■ GIVEN EXERCISE
From the entries below, work out the number of lines that hold the word "転職を決断する際の決め手", and give that number alone.

Figure content listings:
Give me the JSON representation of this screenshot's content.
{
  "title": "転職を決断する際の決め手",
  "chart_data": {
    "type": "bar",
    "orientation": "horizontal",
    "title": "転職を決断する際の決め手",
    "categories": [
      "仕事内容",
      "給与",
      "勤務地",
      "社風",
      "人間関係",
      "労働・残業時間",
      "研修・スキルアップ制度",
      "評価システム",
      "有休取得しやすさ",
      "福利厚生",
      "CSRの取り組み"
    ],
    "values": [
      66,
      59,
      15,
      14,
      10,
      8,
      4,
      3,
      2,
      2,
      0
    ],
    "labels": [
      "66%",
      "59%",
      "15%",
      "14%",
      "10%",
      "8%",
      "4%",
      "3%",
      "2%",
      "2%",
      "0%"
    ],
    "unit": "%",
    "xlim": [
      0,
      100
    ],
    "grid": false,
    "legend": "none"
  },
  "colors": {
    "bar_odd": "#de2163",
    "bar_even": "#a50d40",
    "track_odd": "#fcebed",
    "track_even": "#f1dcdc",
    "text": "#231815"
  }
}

■ RESULT BELOW
2